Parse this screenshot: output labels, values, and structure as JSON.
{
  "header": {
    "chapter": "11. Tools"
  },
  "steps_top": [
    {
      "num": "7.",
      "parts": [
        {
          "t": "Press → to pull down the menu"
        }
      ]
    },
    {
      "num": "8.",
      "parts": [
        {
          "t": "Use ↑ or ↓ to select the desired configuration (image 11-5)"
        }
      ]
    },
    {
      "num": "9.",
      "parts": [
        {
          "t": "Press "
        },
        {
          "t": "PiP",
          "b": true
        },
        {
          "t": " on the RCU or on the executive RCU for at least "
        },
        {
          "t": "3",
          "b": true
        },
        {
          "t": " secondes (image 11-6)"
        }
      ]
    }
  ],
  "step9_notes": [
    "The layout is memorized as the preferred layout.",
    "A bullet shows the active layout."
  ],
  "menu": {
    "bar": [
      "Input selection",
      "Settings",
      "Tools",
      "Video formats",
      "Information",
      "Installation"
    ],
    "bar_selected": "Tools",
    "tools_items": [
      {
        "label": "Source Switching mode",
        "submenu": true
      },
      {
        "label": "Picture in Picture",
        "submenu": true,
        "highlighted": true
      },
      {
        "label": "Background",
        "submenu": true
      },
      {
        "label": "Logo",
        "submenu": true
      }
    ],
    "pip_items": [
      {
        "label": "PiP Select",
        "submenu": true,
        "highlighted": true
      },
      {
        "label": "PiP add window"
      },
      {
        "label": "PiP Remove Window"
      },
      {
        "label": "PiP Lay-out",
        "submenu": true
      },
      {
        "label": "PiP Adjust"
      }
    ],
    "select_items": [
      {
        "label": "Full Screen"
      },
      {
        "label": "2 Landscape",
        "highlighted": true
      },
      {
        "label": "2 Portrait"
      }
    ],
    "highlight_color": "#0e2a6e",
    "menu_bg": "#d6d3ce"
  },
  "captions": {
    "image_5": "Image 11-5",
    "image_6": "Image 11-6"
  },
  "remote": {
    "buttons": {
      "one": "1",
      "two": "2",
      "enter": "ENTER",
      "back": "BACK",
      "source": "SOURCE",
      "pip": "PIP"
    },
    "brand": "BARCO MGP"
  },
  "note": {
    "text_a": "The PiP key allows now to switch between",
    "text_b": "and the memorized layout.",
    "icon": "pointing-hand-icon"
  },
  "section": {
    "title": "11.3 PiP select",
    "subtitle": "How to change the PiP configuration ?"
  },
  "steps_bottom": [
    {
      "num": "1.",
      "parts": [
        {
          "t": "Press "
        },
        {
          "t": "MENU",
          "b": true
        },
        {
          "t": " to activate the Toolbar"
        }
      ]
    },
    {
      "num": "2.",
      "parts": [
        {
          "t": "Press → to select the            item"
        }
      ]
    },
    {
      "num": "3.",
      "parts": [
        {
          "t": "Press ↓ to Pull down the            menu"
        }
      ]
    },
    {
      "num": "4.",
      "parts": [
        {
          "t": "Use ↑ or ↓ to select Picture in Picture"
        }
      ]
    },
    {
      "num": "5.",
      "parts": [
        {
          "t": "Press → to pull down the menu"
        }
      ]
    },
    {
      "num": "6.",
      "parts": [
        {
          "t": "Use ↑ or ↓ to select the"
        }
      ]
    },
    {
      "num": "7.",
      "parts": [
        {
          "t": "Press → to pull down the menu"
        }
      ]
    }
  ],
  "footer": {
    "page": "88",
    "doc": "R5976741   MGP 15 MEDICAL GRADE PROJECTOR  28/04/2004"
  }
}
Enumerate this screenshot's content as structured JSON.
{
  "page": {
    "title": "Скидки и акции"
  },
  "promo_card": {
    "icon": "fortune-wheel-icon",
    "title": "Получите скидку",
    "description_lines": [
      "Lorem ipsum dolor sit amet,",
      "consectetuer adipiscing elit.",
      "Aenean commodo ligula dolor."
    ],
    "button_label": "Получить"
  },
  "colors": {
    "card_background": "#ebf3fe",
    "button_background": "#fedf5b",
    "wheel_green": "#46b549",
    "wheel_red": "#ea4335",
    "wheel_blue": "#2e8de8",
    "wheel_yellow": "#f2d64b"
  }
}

* * * * * * * * *

## DO THIS
Retype the whole listing, matching it exactly.

## RESPONSE TO THIS EXERCISE
Parse this screenshot: output labels, values, and structure as JSON.
{
  "header": {
    "chapter": "11. Tools"
  },
  "steps_top": [
    {
      "num": "7.",
      "parts": [
        {
          "t": "Press → to pull down the menu"
        }
      ]
    },
    {
      "num": "8.",
      "parts": [
        {
          "t": "Use ↑ or ↓ to select the desired configuration (image 11-5)"
        }
      ]
    },
    {
      "num": "9.",
      "parts": [
        {
          "t": "Press "
        },
        {
          "t": "PiP",
          "b": true
        },
        {
          "t": " on the RCU or on the executive RCU for at least "
        },
        {
          "t": "3",
          "b": true
        },
        {
          "t": " secondes (image 11-6)"
        }
      ]
    }
  ],
  "step9_notes": [
    "The layout is memorized as the preferred layout.",
    "A bullet shows the active layout."
  ],
  "menu": {
    "bar": [
      "Input selection",
      "Settings",
      "Tools",
      "Video formats",
      "Information",
      "Installation"
    ],
    "bar_selected": "Tools",
    "tools_items": [
      {
        "label": "Source Switching mode",
        "submenu": true
      },
      {
        "label": "Picture in Picture",
        "submenu": true,
        "highlighted": true
      },
      {
        "label": "Background",
        "submenu": true
      },
      {
        "label": "Logo",
        "submenu": true
      }
    ],
    "pip_items": [
      {
        "label": "PiP Select",
        "submenu": true,
        "highlighted": true
      },
      {
        "label": "PiP add window"
      },
      {
        "label": "PiP Remove Window"
      },
      {
        "label": "PiP Lay-out",
        "submenu": true
      },
      {
        "label": "PiP Adjust"
      }
    ],
    "select_items": [
      {
        "label": "Full Screen"
      },
      {
        "label": "2 Landscape",
        "highlighted": true
      },
      {
        "label": "2 Portrait"
      }
    ],
    "highlight_color": "#0e2a6e",
    "menu_bg": "#d6d3ce"
  },
  "captions": {
    "image_5": "Image 11-5",
    "image_6": "Image 11-6"
  },
  "remote": {
    "buttons": {
      "one": "1",
      "two": "2",
      "enter": "ENTER",
      "back": "BACK",
      "source": "SOURCE",
      "pip": "PIP"
    },
    "brand": "BARCO MGP"
  },
  "note": {
    "text_a": "The PiP key allows now to switch between",
    "text_b": "and the memorized layout.",
    "icon": "pointing-hand-icon"
  },
  "section": {
    "title": "11.3 PiP select",
    "subtitle": "How to change the PiP configuration ?"
  },
  "steps_bottom": [
    {
      "num": "1.",
      "parts": [
        {
          "t": "Press "
        },
        {
          "t": "MENU",
          "b": true
        },
        {
          "t": " to activate the Toolbar"
        }
      ]
    },
    {
      "num": "2.",
      "parts": [
        {
          "t": "Press → to select the            item"
        }
      ]
    },
    {
      "num": "3.",
      "parts": [
        {
          "t": "Press ↓ to Pull down the            menu"
        }
      ]
    },
    {
      "num": "4.",
      "parts": [
        {
          "t": "Use ↑ or ↓ to select Picture in Picture"
        }
      ]
    },
    {
      "num": "5.",
      "parts": [
        {
          "t": "Press → to pull down the menu"
        }
      ]
    },
    {
      "num": "6.",
      "parts": [
        {
          "t": "Use ↑ or ↓ to select the"
        }
      ]
    },
    {
      "num": "7.",
      "parts": [
        {
          "t": "Press → to pull down the menu"
        }
      ]
    }
  ],
  "footer": {
    "page": "88",
    "doc": "R5976741   MGP 15 MEDICAL GRADE PROJECTOR  28/04/2004"
  }
}
Enumerate this screenshot's content as structured JSON.
{
  "page": {
    "title": "Скидки и акции"
  },
  "promo_card": {
    "icon": "fortune-wheel-icon",
    "title": "Получите скидку",
    "description_lines": [
      "Lorem ipsum dolor sit amet,",
      "consectetuer adipiscing elit.",
      "Aenean commodo ligula dolor."
    ],
    "button_label": "Получить"
  },
  "colors": {
    "card_background": "#ebf3fe",
    "button_background": "#fedf5b",
    "wheel_green": "#46b549",
    "wheel_red": "#ea4335",
    "wheel_blue": "#2e8de8",
    "wheel_yellow": "#f2d64b"
  }
}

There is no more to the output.